── Extracted entries
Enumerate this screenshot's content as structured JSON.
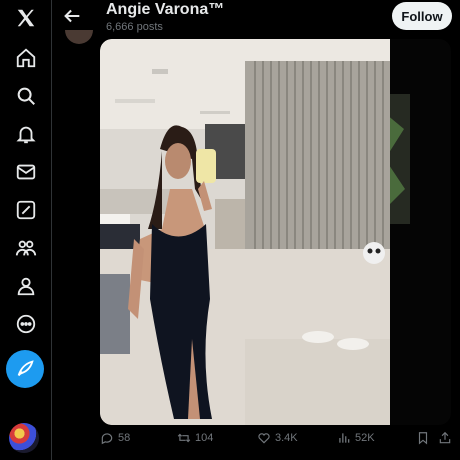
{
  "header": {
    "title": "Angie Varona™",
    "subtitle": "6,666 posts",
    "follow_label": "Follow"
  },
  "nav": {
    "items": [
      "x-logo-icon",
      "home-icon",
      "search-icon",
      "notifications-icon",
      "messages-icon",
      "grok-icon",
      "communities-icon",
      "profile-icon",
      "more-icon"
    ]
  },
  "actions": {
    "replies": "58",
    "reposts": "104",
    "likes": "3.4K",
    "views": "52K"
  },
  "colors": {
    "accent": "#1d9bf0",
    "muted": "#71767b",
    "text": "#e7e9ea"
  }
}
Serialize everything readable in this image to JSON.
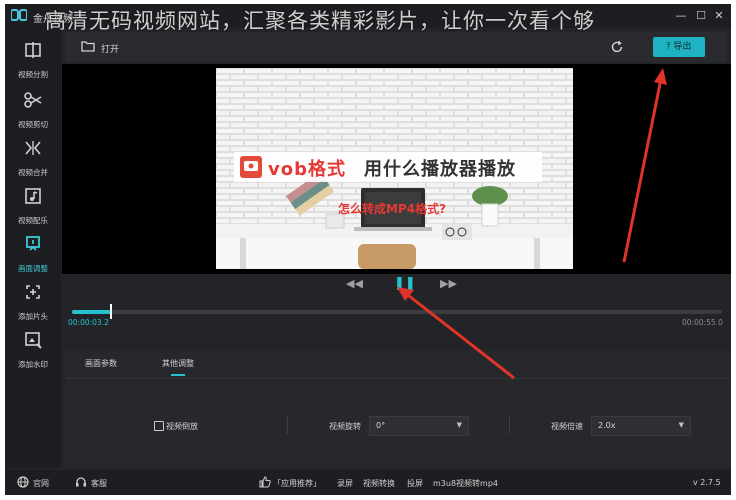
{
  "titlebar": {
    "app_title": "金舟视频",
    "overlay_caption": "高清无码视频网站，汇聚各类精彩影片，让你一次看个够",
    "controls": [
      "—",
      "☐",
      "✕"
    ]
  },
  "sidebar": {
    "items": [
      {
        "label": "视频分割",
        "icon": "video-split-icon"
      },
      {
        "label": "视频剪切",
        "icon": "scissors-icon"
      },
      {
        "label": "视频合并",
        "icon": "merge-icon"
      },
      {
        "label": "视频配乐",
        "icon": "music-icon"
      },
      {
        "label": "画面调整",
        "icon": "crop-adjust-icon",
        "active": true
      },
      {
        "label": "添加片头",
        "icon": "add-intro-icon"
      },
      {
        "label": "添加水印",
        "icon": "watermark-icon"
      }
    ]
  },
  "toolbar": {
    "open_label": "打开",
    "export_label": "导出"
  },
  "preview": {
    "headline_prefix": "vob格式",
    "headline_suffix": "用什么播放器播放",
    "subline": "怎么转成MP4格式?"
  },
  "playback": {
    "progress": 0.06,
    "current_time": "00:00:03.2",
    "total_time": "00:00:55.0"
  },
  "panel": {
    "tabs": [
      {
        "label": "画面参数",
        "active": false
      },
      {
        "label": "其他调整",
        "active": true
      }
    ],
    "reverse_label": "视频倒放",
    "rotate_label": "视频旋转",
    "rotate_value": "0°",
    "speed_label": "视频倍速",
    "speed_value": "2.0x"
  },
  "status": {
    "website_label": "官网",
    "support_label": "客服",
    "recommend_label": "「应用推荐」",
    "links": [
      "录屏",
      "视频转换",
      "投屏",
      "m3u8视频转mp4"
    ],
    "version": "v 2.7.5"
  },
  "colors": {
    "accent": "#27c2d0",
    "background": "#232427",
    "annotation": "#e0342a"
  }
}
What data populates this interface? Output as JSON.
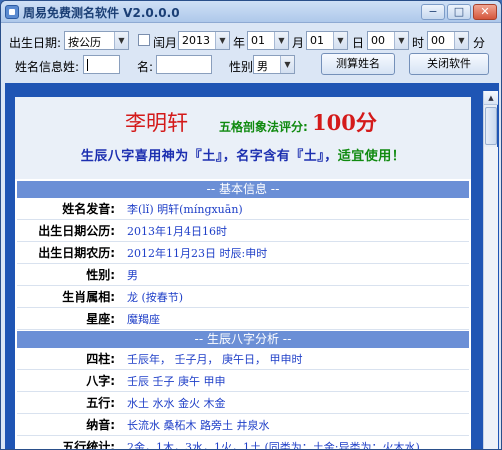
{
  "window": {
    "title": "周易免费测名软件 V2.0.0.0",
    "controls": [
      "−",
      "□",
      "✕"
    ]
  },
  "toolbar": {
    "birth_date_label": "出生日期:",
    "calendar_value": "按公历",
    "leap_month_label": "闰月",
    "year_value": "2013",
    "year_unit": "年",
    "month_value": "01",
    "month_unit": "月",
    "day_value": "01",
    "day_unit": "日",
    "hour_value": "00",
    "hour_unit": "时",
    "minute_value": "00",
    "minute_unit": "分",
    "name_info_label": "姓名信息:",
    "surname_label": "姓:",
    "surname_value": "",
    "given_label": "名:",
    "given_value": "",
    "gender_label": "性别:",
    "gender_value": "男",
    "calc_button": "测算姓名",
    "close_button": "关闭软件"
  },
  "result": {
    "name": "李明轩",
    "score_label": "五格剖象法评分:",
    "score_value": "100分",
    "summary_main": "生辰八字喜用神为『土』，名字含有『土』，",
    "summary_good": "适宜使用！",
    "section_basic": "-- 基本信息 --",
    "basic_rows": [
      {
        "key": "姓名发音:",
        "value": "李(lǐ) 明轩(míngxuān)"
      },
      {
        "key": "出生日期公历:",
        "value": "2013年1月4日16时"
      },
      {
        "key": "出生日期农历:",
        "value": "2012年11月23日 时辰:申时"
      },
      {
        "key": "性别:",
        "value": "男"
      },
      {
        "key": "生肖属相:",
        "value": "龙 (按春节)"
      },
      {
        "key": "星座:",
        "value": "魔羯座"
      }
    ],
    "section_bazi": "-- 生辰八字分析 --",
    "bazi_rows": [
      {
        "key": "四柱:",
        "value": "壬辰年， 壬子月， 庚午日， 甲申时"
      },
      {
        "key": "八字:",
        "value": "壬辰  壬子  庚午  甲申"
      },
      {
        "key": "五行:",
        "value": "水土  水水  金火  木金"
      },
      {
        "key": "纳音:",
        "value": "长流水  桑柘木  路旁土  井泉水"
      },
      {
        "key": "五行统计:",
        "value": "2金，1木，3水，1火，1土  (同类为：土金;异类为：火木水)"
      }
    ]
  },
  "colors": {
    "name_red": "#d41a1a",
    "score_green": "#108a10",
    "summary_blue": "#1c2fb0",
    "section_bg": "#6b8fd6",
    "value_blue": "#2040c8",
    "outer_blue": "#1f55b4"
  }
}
────
(Task goal): Reproduce the material word for word. Any pictures should be left out of the copy.

(Reply to the task):
Enumerate this screenshot's content as structured JSON.
{
  "header": {
    "title": "Angie Varona™",
    "subtitle": "6,666 posts",
    "follow_label": "Follow"
  },
  "nav": {
    "items": [
      "x-logo-icon",
      "home-icon",
      "search-icon",
      "notifications-icon",
      "messages-icon",
      "grok-icon",
      "communities-icon",
      "profile-icon",
      "more-icon"
    ]
  },
  "actions": {
    "replies": "58",
    "reposts": "104",
    "likes": "3.4K",
    "views": "52K"
  },
  "colors": {
    "accent": "#1d9bf0",
    "muted": "#71767b",
    "text": "#e7e9ea"
  }
}
Serialize everything readable in this image to JSON.
{
  "titlebar": {
    "app_title": "金舟视频",
    "overlay_caption": "高清无码视频网站，汇聚各类精彩影片，让你一次看个够",
    "controls": [
      "—",
      "☐",
      "✕"
    ]
  },
  "sidebar": {
    "items": [
      {
        "label": "视频分割",
        "icon": "video-split-icon"
      },
      {
        "label": "视频剪切",
        "icon": "scissors-icon"
      },
      {
        "label": "视频合并",
        "icon": "merge-icon"
      },
      {
        "label": "视频配乐",
        "icon": "music-icon"
      },
      {
        "label": "画面调整",
        "icon": "crop-adjust-icon",
        "active": true
      },
      {
        "label": "添加片头",
        "icon": "add-intro-icon"
      },
      {
        "label": "添加水印",
        "icon": "watermark-icon"
      }
    ]
  },
  "toolbar": {
    "open_label": "打开",
    "export_label": "导出"
  },
  "preview": {
    "headline_prefix": "vob格式",
    "headline_suffix": "用什么播放器播放",
    "subline": "怎么转成MP4格式?"
  },
  "playback": {
    "progress": 0.06,
    "current_time": "00:00:03.2",
    "total_time": "00:00:55.0"
  },
  "panel": {
    "tabs": [
      {
        "label": "画面参数",
        "active": false
      },
      {
        "label": "其他调整",
        "active": true
      }
    ],
    "reverse_label": "视频倒放",
    "rotate_label": "视频旋转",
    "rotate_value": "0°",
    "speed_label": "视频倍速",
    "speed_value": "2.0x"
  },
  "status": {
    "website_label": "官网",
    "support_label": "客服",
    "recommend_label": "「应用推荐」",
    "links": [
      "录屏",
      "视频转换",
      "投屏",
      "m3u8视频转mp4"
    ],
    "version": "v 2.7.5"
  },
  "colors": {
    "accent": "#27c2d0",
    "background": "#232427",
    "annotation": "#e0342a"
  }
}
What data populates this interface? Output as JSON.
{
  "window": {
    "title": "周易免费测名软件 V2.0.0.0",
    "controls": [
      "−",
      "□",
      "✕"
    ]
  },
  "toolbar": {
    "birth_date_label": "出生日期:",
    "calendar_value": "按公历",
    "leap_month_label": "闰月",
    "year_value": "2013",
    "year_unit": "年",
    "month_value": "01",
    "month_unit": "月",
    "day_value": "01",
    "day_unit": "日",
    "hour_value": "00",
    "hour_unit": "时",
    "minute_value": "00",
    "minute_unit": "分",
    "name_info_label": "姓名信息:",
    "surname_label": "姓:",
    "surname_value": "",
    "given_label": "名:",
    "given_value": "",
    "gender_label": "性别:",
    "gender_value": "男",
    "calc_button": "测算姓名",
    "close_button": "关闭软件"
  },
  "result": {
    "name": "李明轩",
    "score_label": "五格剖象法评分:",
    "score_value": "100分",
    "summary_main": "生辰八字喜用神为『土』，名字含有『土』，",
    "summary_good": "适宜使用！",
    "section_basic": "-- 基本信息 --",
    "basic_rows": [
      {
        "key": "姓名发音:",
        "value": "李(lǐ) 明轩(míngxuān)"
      },
      {
        "key": "出生日期公历:",
        "value": "2013年1月4日16时"
      },
      {
        "key": "出生日期农历:",
        "value": "2012年11月23日 时辰:申时"
      },
      {
        "key": "性别:",
        "value": "男"
      },
      {
        "key": "生肖属相:",
        "value": "龙 (按春节)"
      },
      {
        "key": "星座:",
        "value": "魔羯座"
      }
    ],
    "section_bazi": "-- 生辰八字分析 --",
    "bazi_rows": [
      {
        "key": "四柱:",
        "value": "壬辰年， 壬子月， 庚午日， 甲申时"
      },
      {
        "key": "八字:",
        "value": "壬辰  壬子  庚午  甲申"
      },
      {
        "key": "五行:",
        "value": "水土  水水  金火  木金"
      },
      {
        "key": "纳音:",
        "value": "长流水  桑柘木  路旁土  井泉水"
      },
      {
        "key": "五行统计:",
        "value": "2金，1木，3水，1火，1土  (同类为：土金;异类为：火木水)"
      }
    ]
  },
  "colors": {
    "name_red": "#d41a1a",
    "score_green": "#108a10",
    "summary_blue": "#1c2fb0",
    "section_bg": "#6b8fd6",
    "value_blue": "#2040c8",
    "outer_blue": "#1f55b4"
  }
}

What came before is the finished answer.